• _Description of the task_: Copy, from the entries below, each line where the word "believe" can be found.
----
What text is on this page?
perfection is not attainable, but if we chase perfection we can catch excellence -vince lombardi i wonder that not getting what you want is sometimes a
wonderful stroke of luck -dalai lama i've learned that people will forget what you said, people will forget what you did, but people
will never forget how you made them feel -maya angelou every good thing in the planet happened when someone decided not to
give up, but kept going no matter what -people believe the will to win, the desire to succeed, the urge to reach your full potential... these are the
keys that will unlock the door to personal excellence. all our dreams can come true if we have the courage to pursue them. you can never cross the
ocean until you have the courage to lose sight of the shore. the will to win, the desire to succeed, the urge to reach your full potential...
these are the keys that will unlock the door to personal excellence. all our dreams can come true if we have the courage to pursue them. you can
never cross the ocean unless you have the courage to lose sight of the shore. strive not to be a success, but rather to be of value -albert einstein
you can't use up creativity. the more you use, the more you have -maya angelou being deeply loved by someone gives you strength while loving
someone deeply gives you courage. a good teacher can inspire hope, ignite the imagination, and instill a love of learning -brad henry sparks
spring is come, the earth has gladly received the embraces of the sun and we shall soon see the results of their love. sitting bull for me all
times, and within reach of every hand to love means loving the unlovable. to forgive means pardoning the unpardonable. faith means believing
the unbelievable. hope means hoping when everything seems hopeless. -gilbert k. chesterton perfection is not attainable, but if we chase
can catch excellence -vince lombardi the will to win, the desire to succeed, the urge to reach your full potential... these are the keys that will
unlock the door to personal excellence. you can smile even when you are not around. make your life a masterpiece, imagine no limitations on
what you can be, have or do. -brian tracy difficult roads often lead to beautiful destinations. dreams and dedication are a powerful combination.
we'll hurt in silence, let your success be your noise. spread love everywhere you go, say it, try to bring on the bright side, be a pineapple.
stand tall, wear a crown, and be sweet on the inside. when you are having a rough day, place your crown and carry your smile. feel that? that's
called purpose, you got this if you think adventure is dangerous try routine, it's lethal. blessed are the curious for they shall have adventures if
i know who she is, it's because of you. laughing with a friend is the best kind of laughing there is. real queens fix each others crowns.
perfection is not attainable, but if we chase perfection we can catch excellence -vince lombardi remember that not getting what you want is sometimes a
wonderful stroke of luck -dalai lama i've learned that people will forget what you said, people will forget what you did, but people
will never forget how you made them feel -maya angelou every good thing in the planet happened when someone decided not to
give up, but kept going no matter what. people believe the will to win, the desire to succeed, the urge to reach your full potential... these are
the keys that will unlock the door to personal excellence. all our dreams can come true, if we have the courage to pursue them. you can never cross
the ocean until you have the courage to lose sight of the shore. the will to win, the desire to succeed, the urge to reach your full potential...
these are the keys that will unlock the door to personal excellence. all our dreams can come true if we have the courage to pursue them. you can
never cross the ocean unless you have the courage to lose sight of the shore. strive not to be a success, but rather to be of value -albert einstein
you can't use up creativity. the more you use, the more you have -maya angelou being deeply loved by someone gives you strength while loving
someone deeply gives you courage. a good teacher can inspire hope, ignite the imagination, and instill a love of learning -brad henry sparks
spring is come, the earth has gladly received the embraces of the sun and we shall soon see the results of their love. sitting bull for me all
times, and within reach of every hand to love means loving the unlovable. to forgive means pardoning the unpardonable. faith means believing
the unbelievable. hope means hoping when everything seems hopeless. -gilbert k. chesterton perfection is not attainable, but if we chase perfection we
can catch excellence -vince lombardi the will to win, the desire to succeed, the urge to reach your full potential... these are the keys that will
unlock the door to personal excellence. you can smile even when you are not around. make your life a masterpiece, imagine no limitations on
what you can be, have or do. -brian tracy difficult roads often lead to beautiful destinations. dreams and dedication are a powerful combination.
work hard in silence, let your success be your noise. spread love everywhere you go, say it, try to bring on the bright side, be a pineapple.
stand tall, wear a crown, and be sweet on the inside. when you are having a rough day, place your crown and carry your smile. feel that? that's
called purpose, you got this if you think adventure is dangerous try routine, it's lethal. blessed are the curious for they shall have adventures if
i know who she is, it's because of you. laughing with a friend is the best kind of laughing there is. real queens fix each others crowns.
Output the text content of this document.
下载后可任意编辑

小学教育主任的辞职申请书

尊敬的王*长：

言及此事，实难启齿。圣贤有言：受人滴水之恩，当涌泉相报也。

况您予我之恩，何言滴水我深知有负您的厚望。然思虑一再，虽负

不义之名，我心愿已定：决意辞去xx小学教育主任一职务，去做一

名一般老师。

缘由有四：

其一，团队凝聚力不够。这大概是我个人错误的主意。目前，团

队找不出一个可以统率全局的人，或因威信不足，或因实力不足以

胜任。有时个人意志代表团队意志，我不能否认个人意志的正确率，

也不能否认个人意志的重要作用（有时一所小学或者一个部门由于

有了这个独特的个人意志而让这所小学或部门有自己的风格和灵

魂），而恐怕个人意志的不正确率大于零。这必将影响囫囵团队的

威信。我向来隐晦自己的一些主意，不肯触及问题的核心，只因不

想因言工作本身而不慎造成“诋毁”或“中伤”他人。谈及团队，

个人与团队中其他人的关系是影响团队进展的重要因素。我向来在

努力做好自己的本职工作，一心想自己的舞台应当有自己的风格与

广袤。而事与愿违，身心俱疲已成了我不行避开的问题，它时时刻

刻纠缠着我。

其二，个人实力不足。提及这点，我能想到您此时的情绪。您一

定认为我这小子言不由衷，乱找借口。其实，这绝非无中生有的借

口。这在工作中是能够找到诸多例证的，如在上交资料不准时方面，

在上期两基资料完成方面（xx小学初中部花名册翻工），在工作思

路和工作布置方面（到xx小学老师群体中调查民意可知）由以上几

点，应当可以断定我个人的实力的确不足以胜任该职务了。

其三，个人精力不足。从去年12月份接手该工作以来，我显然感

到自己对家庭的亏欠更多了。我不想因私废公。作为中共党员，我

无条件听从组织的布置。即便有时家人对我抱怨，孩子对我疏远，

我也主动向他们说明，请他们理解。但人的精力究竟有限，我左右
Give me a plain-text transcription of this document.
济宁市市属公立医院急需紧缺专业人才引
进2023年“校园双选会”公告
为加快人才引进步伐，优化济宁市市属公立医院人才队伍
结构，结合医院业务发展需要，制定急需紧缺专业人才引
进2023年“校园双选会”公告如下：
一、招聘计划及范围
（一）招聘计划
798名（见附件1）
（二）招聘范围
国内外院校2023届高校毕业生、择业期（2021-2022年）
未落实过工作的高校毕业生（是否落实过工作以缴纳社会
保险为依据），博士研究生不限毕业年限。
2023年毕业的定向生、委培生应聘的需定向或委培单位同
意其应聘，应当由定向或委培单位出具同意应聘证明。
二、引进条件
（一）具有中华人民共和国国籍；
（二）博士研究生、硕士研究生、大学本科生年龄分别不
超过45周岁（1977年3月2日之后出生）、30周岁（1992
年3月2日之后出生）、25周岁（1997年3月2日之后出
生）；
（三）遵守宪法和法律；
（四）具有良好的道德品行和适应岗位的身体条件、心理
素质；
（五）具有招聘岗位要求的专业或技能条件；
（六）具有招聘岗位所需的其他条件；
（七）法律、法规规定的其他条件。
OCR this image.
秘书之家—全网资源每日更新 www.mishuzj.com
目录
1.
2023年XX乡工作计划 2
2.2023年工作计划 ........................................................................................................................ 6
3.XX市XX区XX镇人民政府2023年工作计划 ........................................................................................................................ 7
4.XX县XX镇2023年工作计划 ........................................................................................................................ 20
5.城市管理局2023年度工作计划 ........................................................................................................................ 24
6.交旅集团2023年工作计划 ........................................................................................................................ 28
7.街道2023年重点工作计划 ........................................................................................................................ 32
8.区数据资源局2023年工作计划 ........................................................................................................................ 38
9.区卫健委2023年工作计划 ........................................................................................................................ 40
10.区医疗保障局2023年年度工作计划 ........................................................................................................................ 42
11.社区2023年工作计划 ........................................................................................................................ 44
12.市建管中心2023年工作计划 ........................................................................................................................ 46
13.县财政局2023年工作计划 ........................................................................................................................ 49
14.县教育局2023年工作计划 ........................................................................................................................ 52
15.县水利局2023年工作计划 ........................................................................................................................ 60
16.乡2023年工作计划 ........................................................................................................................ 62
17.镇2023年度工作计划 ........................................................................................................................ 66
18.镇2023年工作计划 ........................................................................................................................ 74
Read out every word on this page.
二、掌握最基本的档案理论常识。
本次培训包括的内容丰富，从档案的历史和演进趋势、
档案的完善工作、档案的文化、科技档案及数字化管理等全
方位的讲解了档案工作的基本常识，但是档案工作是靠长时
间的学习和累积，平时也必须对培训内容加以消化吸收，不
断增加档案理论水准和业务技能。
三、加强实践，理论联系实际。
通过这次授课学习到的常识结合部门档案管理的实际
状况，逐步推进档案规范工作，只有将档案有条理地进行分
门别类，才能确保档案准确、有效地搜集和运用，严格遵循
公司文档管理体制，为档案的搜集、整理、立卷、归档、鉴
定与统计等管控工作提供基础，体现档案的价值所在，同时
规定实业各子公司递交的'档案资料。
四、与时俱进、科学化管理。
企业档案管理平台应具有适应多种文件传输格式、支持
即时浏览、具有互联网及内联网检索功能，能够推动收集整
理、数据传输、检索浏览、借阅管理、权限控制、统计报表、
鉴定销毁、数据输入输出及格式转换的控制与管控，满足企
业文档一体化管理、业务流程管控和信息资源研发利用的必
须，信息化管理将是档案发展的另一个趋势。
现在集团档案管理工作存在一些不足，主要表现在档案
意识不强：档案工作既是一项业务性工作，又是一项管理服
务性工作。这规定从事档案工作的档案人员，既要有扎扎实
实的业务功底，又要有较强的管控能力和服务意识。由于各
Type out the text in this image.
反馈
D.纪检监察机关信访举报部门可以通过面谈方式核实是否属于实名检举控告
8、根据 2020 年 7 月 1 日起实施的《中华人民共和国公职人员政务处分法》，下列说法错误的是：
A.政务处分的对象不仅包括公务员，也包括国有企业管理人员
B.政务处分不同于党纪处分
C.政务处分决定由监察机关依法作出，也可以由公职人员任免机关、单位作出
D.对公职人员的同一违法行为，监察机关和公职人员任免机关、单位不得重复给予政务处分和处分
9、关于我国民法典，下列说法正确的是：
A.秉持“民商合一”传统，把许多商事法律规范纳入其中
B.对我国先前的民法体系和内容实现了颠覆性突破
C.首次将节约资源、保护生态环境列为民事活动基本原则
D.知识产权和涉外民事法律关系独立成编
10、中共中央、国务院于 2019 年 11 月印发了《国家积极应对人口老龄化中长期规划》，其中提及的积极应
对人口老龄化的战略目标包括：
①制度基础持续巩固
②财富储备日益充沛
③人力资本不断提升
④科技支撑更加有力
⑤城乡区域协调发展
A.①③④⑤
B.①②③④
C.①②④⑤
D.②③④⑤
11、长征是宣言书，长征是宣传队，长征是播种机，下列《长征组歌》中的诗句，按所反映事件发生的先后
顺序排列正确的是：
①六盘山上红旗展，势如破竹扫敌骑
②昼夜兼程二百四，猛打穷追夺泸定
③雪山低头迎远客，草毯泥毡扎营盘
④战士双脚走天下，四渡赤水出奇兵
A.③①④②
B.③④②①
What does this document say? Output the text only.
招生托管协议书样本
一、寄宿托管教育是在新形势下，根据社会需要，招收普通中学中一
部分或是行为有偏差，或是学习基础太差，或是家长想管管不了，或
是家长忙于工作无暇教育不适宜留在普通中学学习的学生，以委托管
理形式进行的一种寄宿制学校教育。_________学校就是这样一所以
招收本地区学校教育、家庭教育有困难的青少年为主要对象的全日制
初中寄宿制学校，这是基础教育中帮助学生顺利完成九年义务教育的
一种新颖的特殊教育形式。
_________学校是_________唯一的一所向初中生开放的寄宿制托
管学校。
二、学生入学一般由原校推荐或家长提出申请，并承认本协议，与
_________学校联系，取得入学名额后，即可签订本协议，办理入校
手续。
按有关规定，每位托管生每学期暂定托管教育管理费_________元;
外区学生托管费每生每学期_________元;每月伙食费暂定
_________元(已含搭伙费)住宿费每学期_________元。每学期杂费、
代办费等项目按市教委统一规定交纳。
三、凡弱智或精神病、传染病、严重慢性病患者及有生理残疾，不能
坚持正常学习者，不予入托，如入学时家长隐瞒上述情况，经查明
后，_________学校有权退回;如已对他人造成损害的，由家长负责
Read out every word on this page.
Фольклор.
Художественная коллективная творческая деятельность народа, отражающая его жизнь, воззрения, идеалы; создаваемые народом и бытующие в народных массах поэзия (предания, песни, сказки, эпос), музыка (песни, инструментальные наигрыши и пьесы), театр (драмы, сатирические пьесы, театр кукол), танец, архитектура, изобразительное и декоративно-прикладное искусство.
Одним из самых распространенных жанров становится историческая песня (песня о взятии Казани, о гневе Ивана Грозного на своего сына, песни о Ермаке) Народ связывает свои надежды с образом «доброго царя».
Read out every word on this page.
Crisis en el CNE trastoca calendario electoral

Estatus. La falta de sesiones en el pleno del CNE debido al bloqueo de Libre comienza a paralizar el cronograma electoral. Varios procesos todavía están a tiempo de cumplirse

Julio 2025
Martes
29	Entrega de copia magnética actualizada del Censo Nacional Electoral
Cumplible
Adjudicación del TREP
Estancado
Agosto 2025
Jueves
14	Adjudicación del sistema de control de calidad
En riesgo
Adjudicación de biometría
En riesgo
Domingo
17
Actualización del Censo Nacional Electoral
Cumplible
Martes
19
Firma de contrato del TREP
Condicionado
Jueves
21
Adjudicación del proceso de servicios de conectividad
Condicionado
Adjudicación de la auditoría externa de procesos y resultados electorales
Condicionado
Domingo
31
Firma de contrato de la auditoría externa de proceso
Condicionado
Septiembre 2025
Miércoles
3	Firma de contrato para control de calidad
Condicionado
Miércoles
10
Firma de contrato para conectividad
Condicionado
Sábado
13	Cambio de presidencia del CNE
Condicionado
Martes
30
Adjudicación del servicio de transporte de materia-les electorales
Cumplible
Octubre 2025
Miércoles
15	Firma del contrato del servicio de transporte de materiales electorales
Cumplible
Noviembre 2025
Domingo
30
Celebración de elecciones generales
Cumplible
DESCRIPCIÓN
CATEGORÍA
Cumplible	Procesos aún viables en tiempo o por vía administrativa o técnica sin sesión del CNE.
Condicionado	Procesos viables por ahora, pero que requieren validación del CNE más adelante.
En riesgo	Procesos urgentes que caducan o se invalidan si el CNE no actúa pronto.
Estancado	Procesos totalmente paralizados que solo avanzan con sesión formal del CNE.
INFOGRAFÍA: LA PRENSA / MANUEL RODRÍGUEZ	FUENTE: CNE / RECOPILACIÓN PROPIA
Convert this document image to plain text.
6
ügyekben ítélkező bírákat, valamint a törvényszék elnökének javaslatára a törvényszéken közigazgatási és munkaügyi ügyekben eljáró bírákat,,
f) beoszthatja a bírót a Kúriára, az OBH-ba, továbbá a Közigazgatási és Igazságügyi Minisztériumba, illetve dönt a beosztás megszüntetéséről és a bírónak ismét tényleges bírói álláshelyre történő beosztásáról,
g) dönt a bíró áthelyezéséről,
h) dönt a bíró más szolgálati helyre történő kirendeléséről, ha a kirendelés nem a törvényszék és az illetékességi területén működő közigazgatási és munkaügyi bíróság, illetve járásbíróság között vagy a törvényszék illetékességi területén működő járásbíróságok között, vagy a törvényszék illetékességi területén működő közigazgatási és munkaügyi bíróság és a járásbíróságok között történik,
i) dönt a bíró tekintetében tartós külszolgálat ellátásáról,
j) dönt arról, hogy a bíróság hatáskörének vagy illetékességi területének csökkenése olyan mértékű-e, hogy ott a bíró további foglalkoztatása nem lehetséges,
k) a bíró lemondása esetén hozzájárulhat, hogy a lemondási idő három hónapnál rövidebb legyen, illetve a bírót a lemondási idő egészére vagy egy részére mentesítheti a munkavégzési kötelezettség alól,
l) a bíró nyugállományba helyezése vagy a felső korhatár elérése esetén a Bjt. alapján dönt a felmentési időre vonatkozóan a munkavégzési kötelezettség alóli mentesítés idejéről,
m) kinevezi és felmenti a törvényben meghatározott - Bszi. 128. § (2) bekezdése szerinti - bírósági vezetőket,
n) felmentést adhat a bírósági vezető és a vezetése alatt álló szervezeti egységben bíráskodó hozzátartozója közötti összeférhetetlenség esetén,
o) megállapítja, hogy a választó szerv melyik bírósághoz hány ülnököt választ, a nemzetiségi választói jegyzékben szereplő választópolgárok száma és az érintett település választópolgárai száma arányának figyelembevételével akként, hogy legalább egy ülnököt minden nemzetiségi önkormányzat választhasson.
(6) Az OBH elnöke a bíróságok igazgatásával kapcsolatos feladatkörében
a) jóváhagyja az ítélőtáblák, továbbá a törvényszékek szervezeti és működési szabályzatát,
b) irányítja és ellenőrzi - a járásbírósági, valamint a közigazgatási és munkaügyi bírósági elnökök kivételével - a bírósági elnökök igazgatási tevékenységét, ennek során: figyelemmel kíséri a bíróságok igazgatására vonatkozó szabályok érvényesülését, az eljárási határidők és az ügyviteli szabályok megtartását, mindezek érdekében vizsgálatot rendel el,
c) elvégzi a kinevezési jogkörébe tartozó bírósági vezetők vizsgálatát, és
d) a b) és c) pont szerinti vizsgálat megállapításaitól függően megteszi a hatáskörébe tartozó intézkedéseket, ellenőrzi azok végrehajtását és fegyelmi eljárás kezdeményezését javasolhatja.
----
• _Finished task_:
give up, but kept going no matter what -people believe the will to win, the desire to succeed, the urge to reach your full potential... these are the
give up, but kept going no matter what. people believe the will to win, the desire to succeed, the urge to reach your full potential... these are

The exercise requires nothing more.